_BRIEF_.
Whenever a line below holds the word "设每轮传染中平均一个人传染了", copy that line.

── EXTRACTED ENTRIES ──

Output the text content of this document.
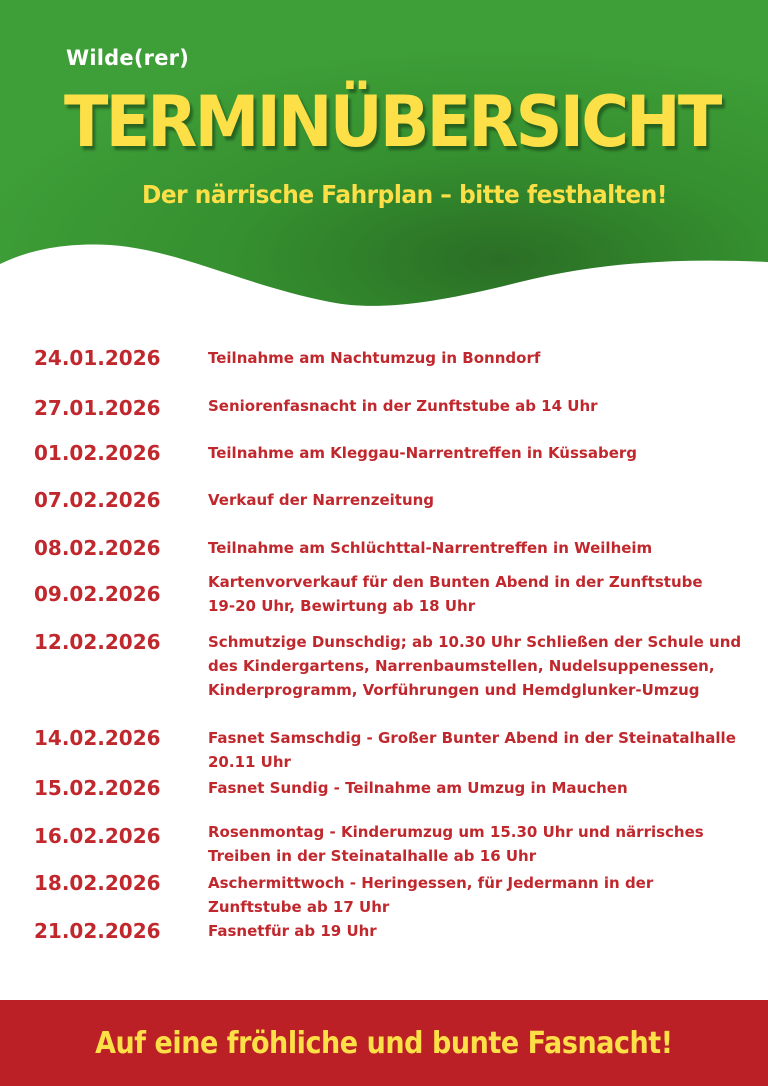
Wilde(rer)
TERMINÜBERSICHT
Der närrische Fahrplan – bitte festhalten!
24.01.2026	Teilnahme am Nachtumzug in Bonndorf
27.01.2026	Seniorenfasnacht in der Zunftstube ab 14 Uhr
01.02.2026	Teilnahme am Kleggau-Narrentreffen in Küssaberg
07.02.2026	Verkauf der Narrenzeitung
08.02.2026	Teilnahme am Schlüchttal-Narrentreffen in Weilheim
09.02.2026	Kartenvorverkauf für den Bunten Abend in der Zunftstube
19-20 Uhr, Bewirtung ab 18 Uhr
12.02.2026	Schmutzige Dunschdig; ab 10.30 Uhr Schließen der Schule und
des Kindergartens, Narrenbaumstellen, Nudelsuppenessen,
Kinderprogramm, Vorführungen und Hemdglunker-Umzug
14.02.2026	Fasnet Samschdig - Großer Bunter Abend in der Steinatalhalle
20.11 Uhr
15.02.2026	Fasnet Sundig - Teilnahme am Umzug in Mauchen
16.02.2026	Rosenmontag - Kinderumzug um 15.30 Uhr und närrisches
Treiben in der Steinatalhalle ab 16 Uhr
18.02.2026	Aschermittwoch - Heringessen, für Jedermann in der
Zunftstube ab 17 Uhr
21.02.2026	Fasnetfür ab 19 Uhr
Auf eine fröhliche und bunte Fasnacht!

───
── EXTRACTED ENTRIES ──

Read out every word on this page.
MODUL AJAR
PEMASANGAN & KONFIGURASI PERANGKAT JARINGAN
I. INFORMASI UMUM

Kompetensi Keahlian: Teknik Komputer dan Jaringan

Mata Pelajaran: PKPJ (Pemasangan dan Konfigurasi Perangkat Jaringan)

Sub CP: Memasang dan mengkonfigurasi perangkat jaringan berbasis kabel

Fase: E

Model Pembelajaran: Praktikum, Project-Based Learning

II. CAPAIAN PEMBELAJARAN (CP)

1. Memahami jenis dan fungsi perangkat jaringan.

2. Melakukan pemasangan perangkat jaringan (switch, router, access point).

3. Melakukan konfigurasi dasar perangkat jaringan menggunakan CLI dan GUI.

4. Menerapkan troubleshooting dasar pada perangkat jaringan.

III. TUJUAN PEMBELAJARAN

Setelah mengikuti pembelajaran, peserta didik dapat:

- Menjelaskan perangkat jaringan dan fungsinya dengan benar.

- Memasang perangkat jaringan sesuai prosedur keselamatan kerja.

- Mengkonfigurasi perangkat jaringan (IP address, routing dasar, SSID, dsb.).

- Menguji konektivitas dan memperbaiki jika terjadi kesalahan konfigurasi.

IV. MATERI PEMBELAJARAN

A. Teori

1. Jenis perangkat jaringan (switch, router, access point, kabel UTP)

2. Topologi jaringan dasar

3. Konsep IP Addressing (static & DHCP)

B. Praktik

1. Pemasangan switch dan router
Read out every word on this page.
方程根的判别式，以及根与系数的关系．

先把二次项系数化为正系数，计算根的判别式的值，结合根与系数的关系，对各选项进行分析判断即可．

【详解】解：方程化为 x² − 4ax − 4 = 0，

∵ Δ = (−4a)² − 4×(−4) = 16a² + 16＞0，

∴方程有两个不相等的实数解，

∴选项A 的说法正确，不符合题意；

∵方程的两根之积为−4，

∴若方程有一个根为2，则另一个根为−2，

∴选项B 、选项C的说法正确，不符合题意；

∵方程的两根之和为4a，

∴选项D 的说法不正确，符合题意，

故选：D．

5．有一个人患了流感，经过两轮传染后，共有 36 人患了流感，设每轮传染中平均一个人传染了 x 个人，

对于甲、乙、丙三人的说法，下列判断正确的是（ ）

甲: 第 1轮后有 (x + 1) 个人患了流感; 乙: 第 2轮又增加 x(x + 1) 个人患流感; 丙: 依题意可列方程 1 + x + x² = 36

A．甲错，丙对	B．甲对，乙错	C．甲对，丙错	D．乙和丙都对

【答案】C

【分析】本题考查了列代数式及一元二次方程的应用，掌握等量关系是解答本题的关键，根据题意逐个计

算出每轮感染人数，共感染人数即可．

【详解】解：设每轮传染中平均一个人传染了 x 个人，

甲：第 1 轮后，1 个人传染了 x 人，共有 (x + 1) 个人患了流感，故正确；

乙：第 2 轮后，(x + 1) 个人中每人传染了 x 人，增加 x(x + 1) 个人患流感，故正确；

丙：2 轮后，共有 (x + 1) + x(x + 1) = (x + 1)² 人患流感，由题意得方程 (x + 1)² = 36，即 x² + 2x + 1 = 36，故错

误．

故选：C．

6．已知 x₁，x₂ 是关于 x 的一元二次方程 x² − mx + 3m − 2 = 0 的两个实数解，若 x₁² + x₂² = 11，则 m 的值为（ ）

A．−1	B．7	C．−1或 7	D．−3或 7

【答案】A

───

_WRITTEN REPLY_.
5．有一个人患了流感，经过两轮传染后，共有 36 人患了流感，设每轮传染中平均一个人传染了 x 个人，
【详解】解：设每轮传染中平均一个人传染了 x 个人，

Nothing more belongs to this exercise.